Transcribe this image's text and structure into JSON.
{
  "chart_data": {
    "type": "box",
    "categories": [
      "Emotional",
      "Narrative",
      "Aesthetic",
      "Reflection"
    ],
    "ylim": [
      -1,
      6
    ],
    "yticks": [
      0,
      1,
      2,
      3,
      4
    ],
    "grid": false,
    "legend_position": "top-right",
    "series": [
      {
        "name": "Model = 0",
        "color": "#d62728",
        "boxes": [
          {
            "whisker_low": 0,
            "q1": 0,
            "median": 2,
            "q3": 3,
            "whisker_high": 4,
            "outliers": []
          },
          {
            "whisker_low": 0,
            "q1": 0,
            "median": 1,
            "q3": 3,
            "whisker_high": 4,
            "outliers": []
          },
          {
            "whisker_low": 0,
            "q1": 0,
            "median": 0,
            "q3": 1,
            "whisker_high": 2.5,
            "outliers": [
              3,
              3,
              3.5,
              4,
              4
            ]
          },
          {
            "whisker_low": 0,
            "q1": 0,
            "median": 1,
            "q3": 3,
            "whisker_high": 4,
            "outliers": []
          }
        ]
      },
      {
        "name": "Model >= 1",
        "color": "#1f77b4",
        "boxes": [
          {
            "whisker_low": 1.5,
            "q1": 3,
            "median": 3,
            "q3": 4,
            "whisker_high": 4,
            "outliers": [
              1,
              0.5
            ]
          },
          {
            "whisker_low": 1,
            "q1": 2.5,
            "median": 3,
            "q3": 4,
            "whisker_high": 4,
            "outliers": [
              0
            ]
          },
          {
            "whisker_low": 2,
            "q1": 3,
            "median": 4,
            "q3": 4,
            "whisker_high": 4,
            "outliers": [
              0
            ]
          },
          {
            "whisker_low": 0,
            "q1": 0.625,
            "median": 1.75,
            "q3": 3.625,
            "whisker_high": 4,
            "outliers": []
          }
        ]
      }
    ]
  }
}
-=-=-
(What this task involves)
Restate each of the entries above verbatim.

(Right answer)
Transcribe this image's text and structure into JSON.
{
  "chart_data": {
    "type": "box",
    "categories": [
      "Emotional",
      "Narrative",
      "Aesthetic",
      "Reflection"
    ],
    "ylim": [
      -1,
      6
    ],
    "yticks": [
      0,
      1,
      2,
      3,
      4
    ],
    "grid": false,
    "legend_position": "top-right",
    "series": [
      {
        "name": "Model = 0",
        "color": "#d62728",
        "boxes": [
          {
            "whisker_low": 0,
            "q1": 0,
            "median": 2,
            "q3": 3,
            "whisker_high": 4,
            "outliers": []
          },
          {
            "whisker_low": 0,
            "q1": 0,
            "median": 1,
            "q3": 3,
            "whisker_high": 4,
            "outliers": []
          },
          {
            "whisker_low": 0,
            "q1": 0,
            "median": 0,
            "q3": 1,
            "whisker_high": 2.5,
            "outliers": [
              3,
              3,
              3.5,
              4,
              4
            ]
          },
          {
            "whisker_low": 0,
            "q1": 0,
            "median": 1,
            "q3": 3,
            "whisker_high": 4,
            "outliers": []
          }
        ]
      },
      {
        "name": "Model >= 1",
        "color": "#1f77b4",
        "boxes": [
          {
            "whisker_low": 1.5,
            "q1": 3,
            "median": 3,
            "q3": 4,
            "whisker_high": 4,
            "outliers": [
              1,
              0.5
            ]
          },
          {
            "whisker_low": 1,
            "q1": 2.5,
            "median": 3,
            "q3": 4,
            "whisker_high": 4,
            "outliers": [
              0
            ]
          },
          {
            "whisker_low": 2,
            "q1": 3,
            "median": 4,
            "q3": 4,
            "whisker_high": 4,
            "outliers": [
              0
            ]
          },
          {
            "whisker_low": 0,
            "q1": 0.625,
            "median": 1.75,
            "q3": 3.625,
            "whisker_high": 4,
            "outliers": []
          }
        ]
      }
    ]
  }
}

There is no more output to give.